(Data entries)
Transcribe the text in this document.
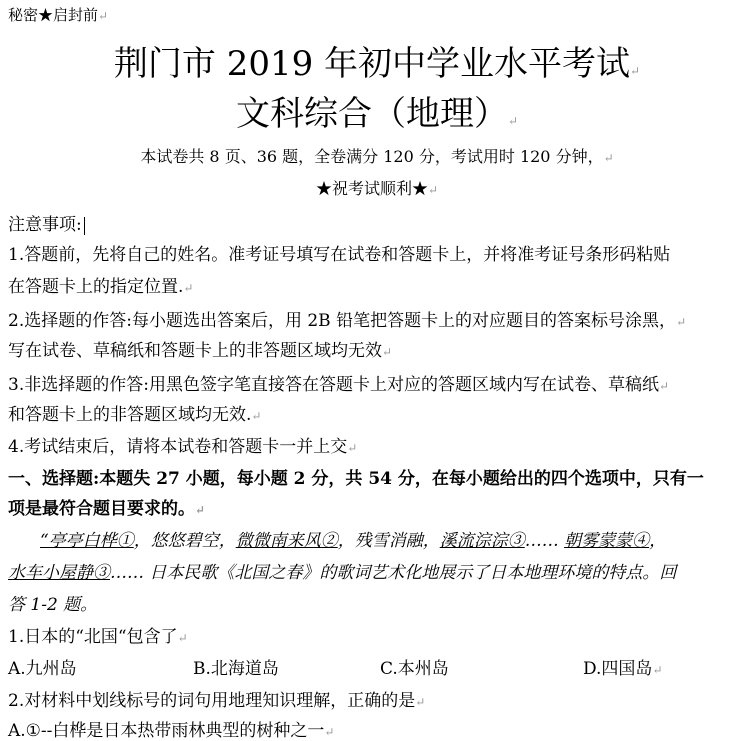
秘密★启封前↵
荆门市 2019 年初中学业水平考试↵
文科综合（地理）↵
本试卷共 8 页、36 题，全卷满分 120 分，考试用时 120 分钟，↵
★祝考试顺利★↵
注意事项:
1.答题前，先将自己的姓名。准考证号填写在试卷和答题卡上，并将准考证号条形码粘贴
在答题卡上的指定位置.↵
2.选择题的作答:每小题选出答案后，用 2B 铅笔把答题卡上的对应题目的答案标号涂黑，↵
写在试卷、草稿纸和答题卡上的非答题区域均无效↵
3.非选择题的作答:用黑色签字笔直接答在答题卡上对应的答题区域内写在试卷、草稿纸↵
和答题卡上的非答题区域均无效.↵
4.考试结束后，请将本试卷和答题卡一并上交↵
一、选择题:本题失 27 小题，每小题 2 分，共 54 分，在每小题给出的四个选项中，只有一
项是最符合题目要求的。↵
“亭亭白桦①，悠悠碧空，微微南来风②，残雪消融，溪流淙淙③…… 朝雾蒙蒙④，
水车小屋静③…… 日本民歌《北国之春》的歌词艺术化地展示了日本地理环境的特点。回
答 1-2 题。
1.日本的“北国“包含了↵
A.九州岛	B.北海道岛	C.本州岛	D.四国岛↵
2.对材料中划线标号的词句用地理知识理解，正确的是↵
A.①--白桦是日本热带雨林典型的树种之一↵
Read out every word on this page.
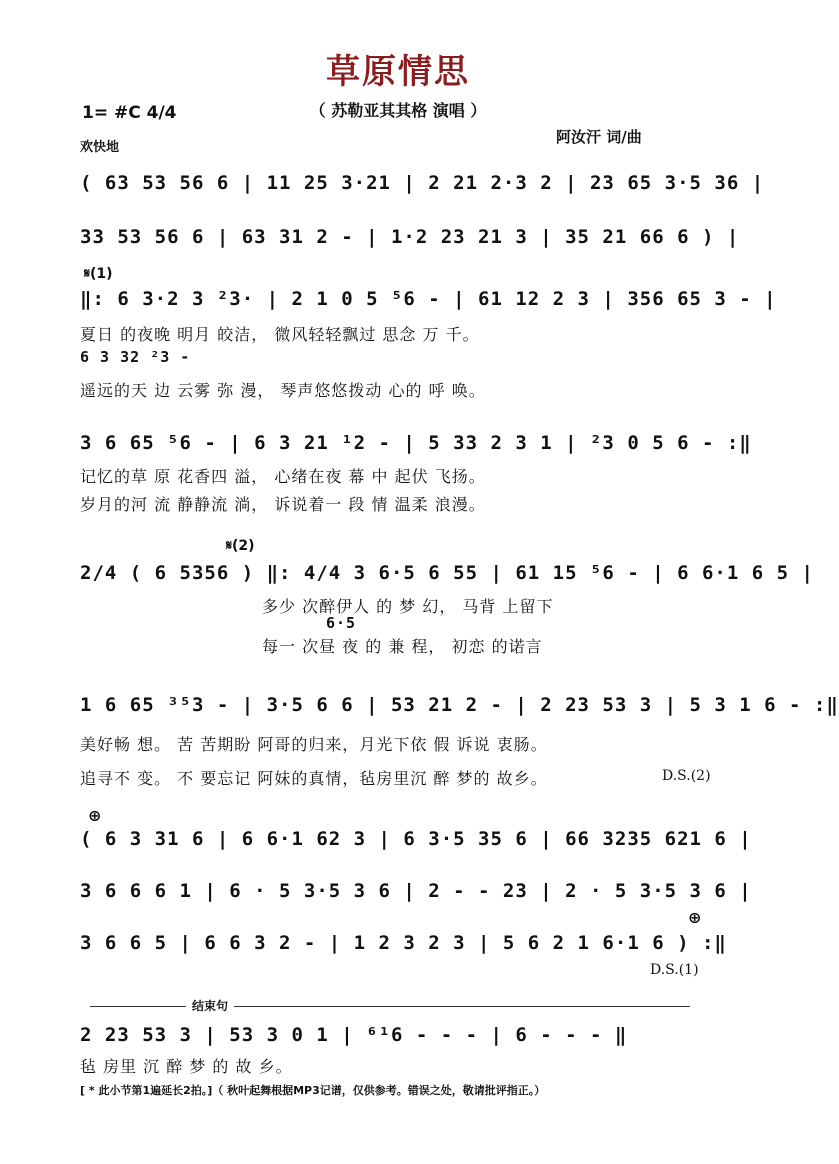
草原情思
（ 苏勒亚其其格 演唱 ）
1= #C 4/4
欢快地
阿汝汗 词/曲
( 63 53 56 6 | 11 25 3·21 | 2 21 2·3 2 | 23 65 3·5 36 |
33 53 56 6 | 63 31 2 - | 1·2 23 21 3 | 35 21 66 6 ) |
𝄋(1)
‖: 6 3·2 3 ²3· | 2 1 0 5 ⁵6 - | 61 12 2 3 | 356 65 3 - |
夏日 的夜晚 明月 皎洁， 微风轻轻飘过 思念 万 千。
6 3 32 ²3 -
遥远的天 边 云雾 弥 漫， 琴声悠悠拨动 心的 呼 唤。
3 6 65 ⁵6 - | 6 3 21 ¹2 - | 5 33 2 3 1 | ²3 0 5 6 - :‖
记忆的草 原 花香四 溢， 心绪在夜 幕 中 起伏 飞扬。
岁月的河 流 静静流 淌， 诉说着一 段 情 温柔 浪漫。
𝄋(2)
2/4 ( 6 5356 ) ‖: 4/4 3 6·5 6 55 | 61 15 ⁵6 - | 6 6·1 6 5 |
多少 次醉伊人 的 梦 幻， 马背 上留下
6·5
每一 次昼 夜 的 兼 程， 初恋 的诺言
1 6 65 ³⁵3 - | 3·5 6 6 | 53 21 2 - | 2 23 53 3 | 5 3 1 6 - :‖
美好畅 想。 苦 苦期盼 阿哥的归来，月光下依 假 诉说 衷肠。
追寻不 变。 不 要忘记 阿妹的真情，毡房里沉 醉 梦的 故乡。	D.S.(2)
⊕
( 6 3 31 6 | 6 6·1 62 3 | 6 3·5 35 6 | 66 3235 621 6 |
3 6 6 6 1 | 6 · 5 3·5 3 6 | 2 - - 23 | 2 · 5 3·5 3 6 |
⊕
3 6 6 5 | 6 6 3 2 - | 1 2 3 2 3 | 5 6 2 1 6·1 6 ) :‖
D.S.(1)
结束句
2 23 53 3 | 53 3 0 1 | ⁶¹6 - - - | 6 - - - ‖
毡 房里 沉 醉 梦 的 故 乡。
[ * 此小节第1遍延长2拍。]（ 秋叶起舞根据MP3记谱，仅供参考。错误之处，敬请批评指正。）
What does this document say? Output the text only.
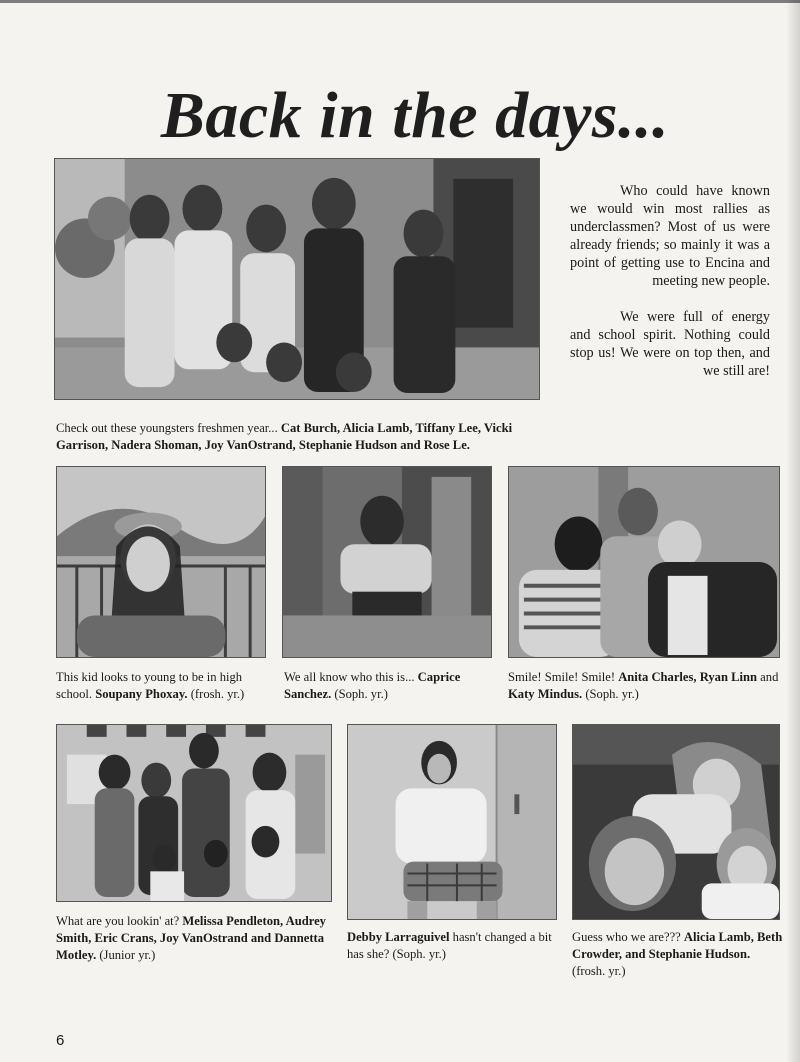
Back in the days...

Who could have known we would win most rallies as underclassmen? Most of us were already friends; so mainly it was a point of getting use to Encina and meeting new people.

We were full of energy and school spirit. Nothing could stop us! We were on top then, and we still are!

Check out these youngsters freshmen year... Cat Burch, Alicia Lamb, Tiffany Lee, Vicki Garrison, Nadera Shoman, Joy VanOstrand, Stephanie Hudson and Rose Le.
This kid looks to young to be in high school. Soupany Phoxay. (frosh. yr.)
We all know who this is... Caprice Sanchez. (Soph. yr.)
Smile! Smile! Smile! Anita Charles, Ryan Linn and Katy Mindus. (Soph. yr.)
What are you lookin' at? Melissa Pendleton, Audrey Smith, Eric Crans, Joy VanOstrand and Dannetta Motley. (Junior yr.)
Debby Larraguivel hasn't changed a bit has she? (Soph. yr.)
Guess who we are??? Alicia Lamb, Beth Crowder, and Stephanie Hudson. (frosh. yr.)
6
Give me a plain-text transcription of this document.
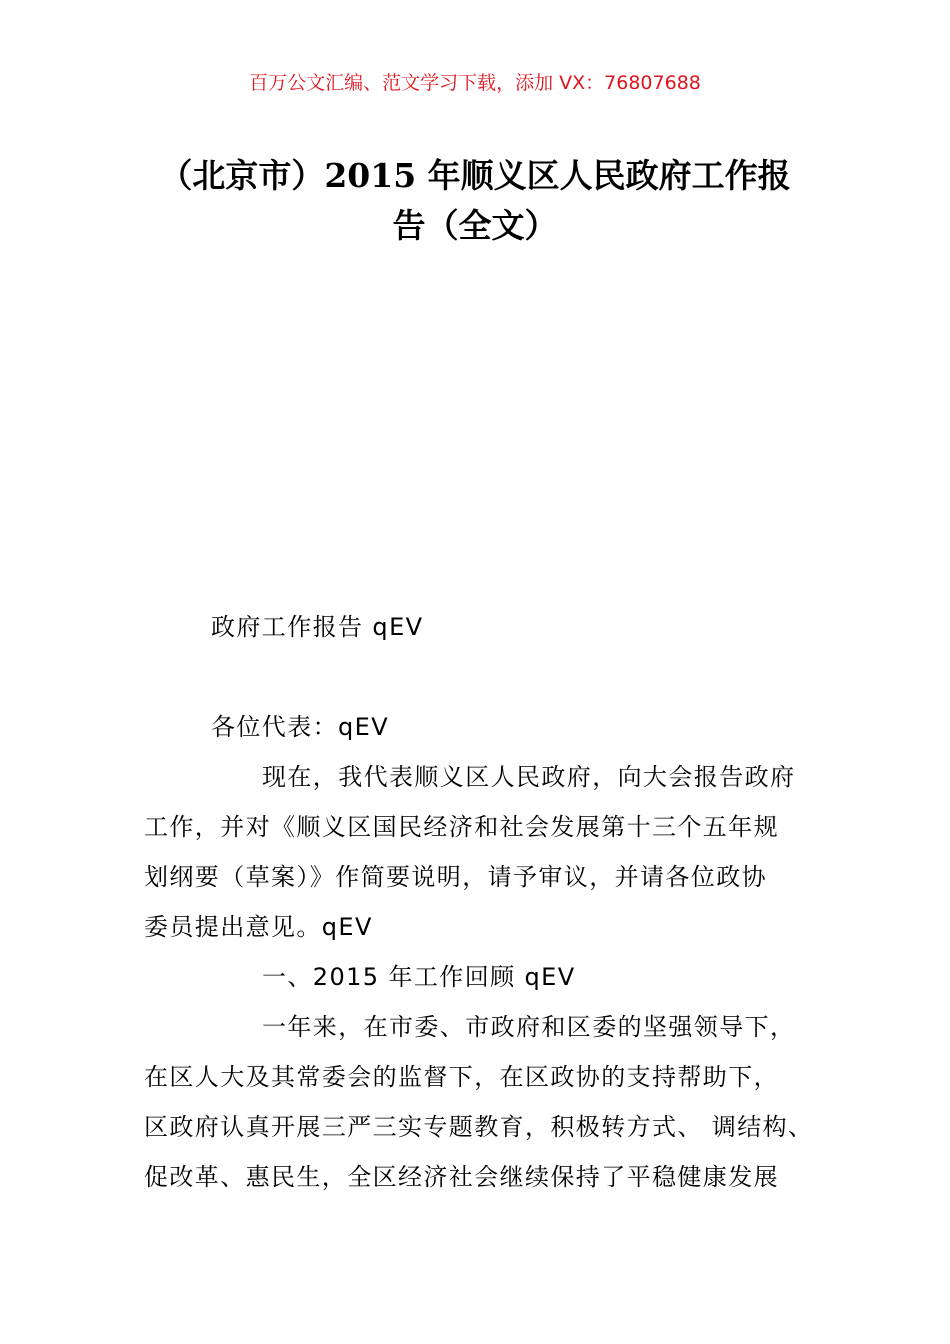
百万公文汇编、范文学习下载，添加 VX：76807688
（北京市）2015 年顺义区人民政府工作报
告（全文）
政府工作报告 qEV
各位代表：qEV
现在，我代表顺义区人民政府，向大会报告政府
工作，并对《顺义区国民经济和社会发展第十三个五年规
划纲要（草案）》作简要说明，请予审议，并请各位政协
委员提出意见。qEV
一、2015 年工作回顾 qEV
一年来，在市委、市政府和区委的坚强领导下，
在区人大及其常委会的监督下，在区政协的支持帮助下，
区政府认真开展三严三实专题教育，积极转方式、 调结构、
促改革、惠民生，全区经济社会继续保持了平稳健康发展
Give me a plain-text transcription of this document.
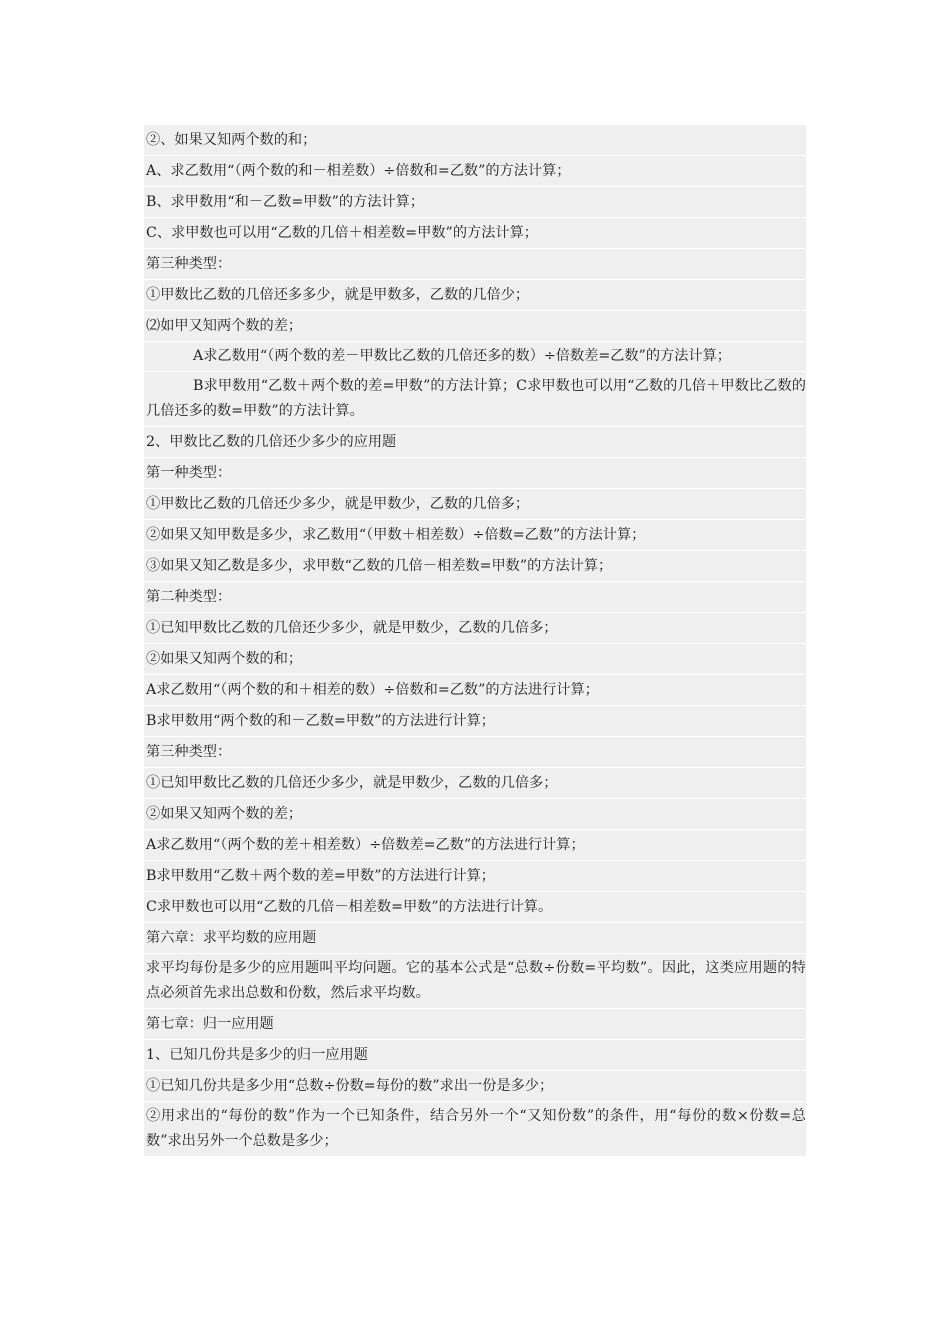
②、如果又知两个数的和；
A、求乙数用“（两个数的和－相差数）÷倍数和=乙数”的方法计算；
B、求甲数用“和－乙数=甲数”的方法计算；
C、求甲数也可以用“乙数的几倍＋相差数=甲数”的方法计算；
第三种类型：
①甲数比乙数的几倍还多多少，就是甲数多，乙数的几倍少；
⑵如甲又知两个数的差；
A求乙数用“（两个数的差－甲数比乙数的几倍还多的数）÷倍数差=乙数”的方法计算；
B求甲数用“乙数＋两个数的差=甲数”的方法计算；C求甲数也可以用“乙数的几倍＋甲数比乙数的几倍还多的数=甲数”的方法计算。
2、甲数比乙数的几倍还少多少的应用题
第一种类型：
①甲数比乙数的几倍还少多少，就是甲数少，乙数的几倍多；
②如果又知甲数是多少，求乙数用“（甲数＋相差数）÷倍数=乙数”的方法计算；
③如果又知乙数是多少，求甲数“乙数的几倍－相差数=甲数”的方法计算；
第二种类型：
①已知甲数比乙数的几倍还少多少，就是甲数少，乙数的几倍多；
②如果又知两个数的和；
A求乙数用“（两个数的和＋相差的数）÷倍数和=乙数”的方法进行计算；
B求甲数用“两个数的和－乙数=甲数”的方法进行计算；
第三种类型：
①已知甲数比乙数的几倍还少多少，就是甲数少，乙数的几倍多；
②如果又知两个数的差；
A求乙数用“（两个数的差＋相差数）÷倍数差=乙数”的方法进行计算；
B求甲数用“乙数＋两个数的差=甲数”的方法进行计算；
C求甲数也可以用“乙数的几倍－相差数=甲数”的方法进行计算。
第六章：求平均数的应用题
求平均每份是多少的应用题叫平均问题。它的基本公式是“总数÷份数=平均数”。因此，这类应用题的特点必须首先求出总数和份数，然后求平均数。
第七章：归一应用题
1、已知几份共是多少的归一应用题
①已知几份共是多少用“总数÷份数=每份的数”求出一份是多少；
②用求出的“每份的数”作为一个已知条件，结合另外一个“又知份数”的条件，用“每份的数×份数=总数”求出另外一个总数是多少；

Problem details:
All of the records above must be copied exactly, except for the pictures.

Solution for this problem:
Transcribe the text in this document.
秘密★启封前↵
荆门市 2019 年初中学业水平考试↵
文科综合（地理）↵
本试卷共 8 页、36 题，全卷满分 120 分，考试用时 120 分钟，↵
★祝考试顺利★↵
注意事项:
1.答题前，先将自己的姓名。准考证号填写在试卷和答题卡上，并将准考证号条形码粘贴
在答题卡上的指定位置.↵
2.选择题的作答:每小题选出答案后，用 2B 铅笔把答题卡上的对应题目的答案标号涂黑，↵
写在试卷、草稿纸和答题卡上的非答题区域均无效↵
3.非选择题的作答:用黑色签字笔直接答在答题卡上对应的答题区域内写在试卷、草稿纸↵
和答题卡上的非答题区域均无效.↵
4.考试结束后，请将本试卷和答题卡一并上交↵
一、选择题:本题失 27 小题，每小题 2 分，共 54 分，在每小题给出的四个选项中，只有一
项是最符合题目要求的。↵
“亭亭白桦①，悠悠碧空，微微南来风②，残雪消融，溪流淙淙③…… 朝雾蒙蒙④，
水车小屋静③…… 日本民歌《北国之春》的歌词艺术化地展示了日本地理环境的特点。回
答 1-2 题。
1.日本的“北国“包含了↵
A.九州岛	B.北海道岛	C.本州岛	D.四国岛↵
2.对材料中划线标号的词句用地理知识理解，正确的是↵
A.①--白桦是日本热带雨林典型的树种之一↵
Read out every word on this page.
草原情思
（ 苏勒亚其其格 演唱 ）
1= #C 4/4
欢快地
阿汝汗 词/曲
( 63 53 56 6 | 11 25 3·21 | 2 21 2·3 2 | 23 65 3·5 36 |
33 53 56 6 | 63 31 2 - | 1·2 23 21 3 | 35 21 66 6 ) |
𝄋(1)
‖: 6 3·2 3 ²3· | 2 1 0 5 ⁵6 - | 61 12 2 3 | 356 65 3 - |
夏日 的夜晚 明月 皎洁， 微风轻轻飘过 思念 万 千。
6 3 32 ²3 -
遥远的天 边 云雾 弥 漫， 琴声悠悠拨动 心的 呼 唤。
3 6 65 ⁵6 - | 6 3 21 ¹2 - | 5 33 2 3 1 | ²3 0 5 6 - :‖
记忆的草 原 花香四 溢， 心绪在夜 幕 中 起伏 飞扬。
岁月的河 流 静静流 淌， 诉说着一 段 情 温柔 浪漫。
𝄋(2)
2/4 ( 6 5356 ) ‖: 4/4 3 6·5 6 55 | 61 15 ⁵6 - | 6 6·1 6 5 |
多少 次醉伊人 的 梦 幻， 马背 上留下
6·5
每一 次昼 夜 的 兼 程， 初恋 的诺言
1 6 65 ³⁵3 - | 3·5 6 6 | 53 21 2 - | 2 23 53 3 | 5 3 1 6 - :‖
美好畅 想。 苦 苦期盼 阿哥的归来，月光下依 假 诉说 衷肠。
追寻不 变。 不 要忘记 阿妹的真情，毡房里沉 醉 梦的 故乡。	D.S.(2)
⊕
( 6 3 31 6 | 6 6·1 62 3 | 6 3·5 35 6 | 66 3235 621 6 |
3 6 6 6 1 | 6 · 5 3·5 3 6 | 2 - - 23 | 2 · 5 3·5 3 6 |
⊕
3 6 6 5 | 6 6 3 2 - | 1 2 3 2 3 | 5 6 2 1 6·1 6 ) :‖
D.S.(1)
结束句
2 23 53 3 | 53 3 0 1 | ⁶¹6 - - - | 6 - - - ‖
毡 房里 沉 醉 梦 的 故 乡。
[ * 此小节第1遍延长2拍。]（ 秋叶起舞根据MP3记谱，仅供参考。错误之处，敬请批评指正。）
What does this document say? Output the text only.
Back in the days...

Who could have known we would win most rallies as underclassmen? Most of us were already friends; so mainly it was a point of getting use to Encina and meeting new people.

We were full of energy and school spirit. Nothing could stop us! We were on top then, and we still are!

Check out these youngsters freshmen year... Cat Burch, Alicia Lamb, Tiffany Lee, Vicki Garrison, Nadera Shoman, Joy VanOstrand, Stephanie Hudson and Rose Le.
This kid looks to young to be in high school. Soupany Phoxay. (frosh. yr.)
We all know who this is... Caprice Sanchez. (Soph. yr.)
Smile! Smile! Smile! Anita Charles, Ryan Linn and Katy Mindus. (Soph. yr.)
What are you lookin' at? Melissa Pendleton, Audrey Smith, Eric Crans, Joy VanOstrand and Dannetta Motley. (Junior yr.)
Debby Larraguivel hasn't changed a bit has she? (Soph. yr.)
Guess who we are??? Alicia Lamb, Beth Crowder, and Stephanie Hudson. (frosh. yr.)
6
Give me a plain-text transcription of this document.
百万公文汇编、范文学习下载，添加 VX：76807688
（北京市）2015 年顺义区人民政府工作报
告（全文）
政府工作报告 qEV
各位代表：qEV
现在，我代表顺义区人民政府，向大会报告政府
工作，并对《顺义区国民经济和社会发展第十三个五年规
划纲要（草案）》作简要说明，请予审议，并请各位政协
委员提出意见。qEV
一、2015 年工作回顾 qEV
一年来，在市委、市政府和区委的坚强领导下，
在区人大及其常委会的监督下，在区政协的支持帮助下，
区政府认真开展三严三实专题教育，积极转方式、 调结构、
促改革、惠民生，全区经济社会继续保持了平稳健康发展
Give me a plain-text transcription of this document.
②、如果又知两个数的和；
A、求乙数用“（两个数的和－相差数）÷倍数和=乙数”的方法计算；
B、求甲数用“和－乙数=甲数”的方法计算；
C、求甲数也可以用“乙数的几倍＋相差数=甲数”的方法计算；
第三种类型：
①甲数比乙数的几倍还多多少，就是甲数多，乙数的几倍少；
⑵如甲又知两个数的差；
A求乙数用“（两个数的差－甲数比乙数的几倍还多的数）÷倍数差=乙数”的方法计算；
B求甲数用“乙数＋两个数的差=甲数”的方法计算；C求甲数也可以用“乙数的几倍＋甲数比乙数的几倍还多的数=甲数”的方法计算。
2、甲数比乙数的几倍还少多少的应用题
第一种类型：
①甲数比乙数的几倍还少多少，就是甲数少，乙数的几倍多；
②如果又知甲数是多少，求乙数用“（甲数＋相差数）÷倍数=乙数”的方法计算；
③如果又知乙数是多少，求甲数“乙数的几倍－相差数=甲数”的方法计算；
第二种类型：
①已知甲数比乙数的几倍还少多少，就是甲数少，乙数的几倍多；
②如果又知两个数的和；
A求乙数用“（两个数的和＋相差的数）÷倍数和=乙数”的方法进行计算；
B求甲数用“两个数的和－乙数=甲数”的方法进行计算；
第三种类型：
①已知甲数比乙数的几倍还少多少，就是甲数少，乙数的几倍多；
②如果又知两个数的差；
A求乙数用“（两个数的差＋相差数）÷倍数差=乙数”的方法进行计算；
B求甲数用“乙数＋两个数的差=甲数”的方法进行计算；
C求甲数也可以用“乙数的几倍－相差数=甲数”的方法进行计算。
第六章：求平均数的应用题
求平均每份是多少的应用题叫平均问题。它的基本公式是“总数÷份数=平均数”。因此，这类应用题的特点必须首先求出总数和份数，然后求平均数。
第七章：归一应用题
1、已知几份共是多少的归一应用题
①已知几份共是多少用“总数÷份数=每份的数”求出一份是多少；
②用求出的“每份的数”作为一个已知条件，结合另外一个“又知份数”的条件，用“每份的数×份数=总数”求出另外一个总数是多少；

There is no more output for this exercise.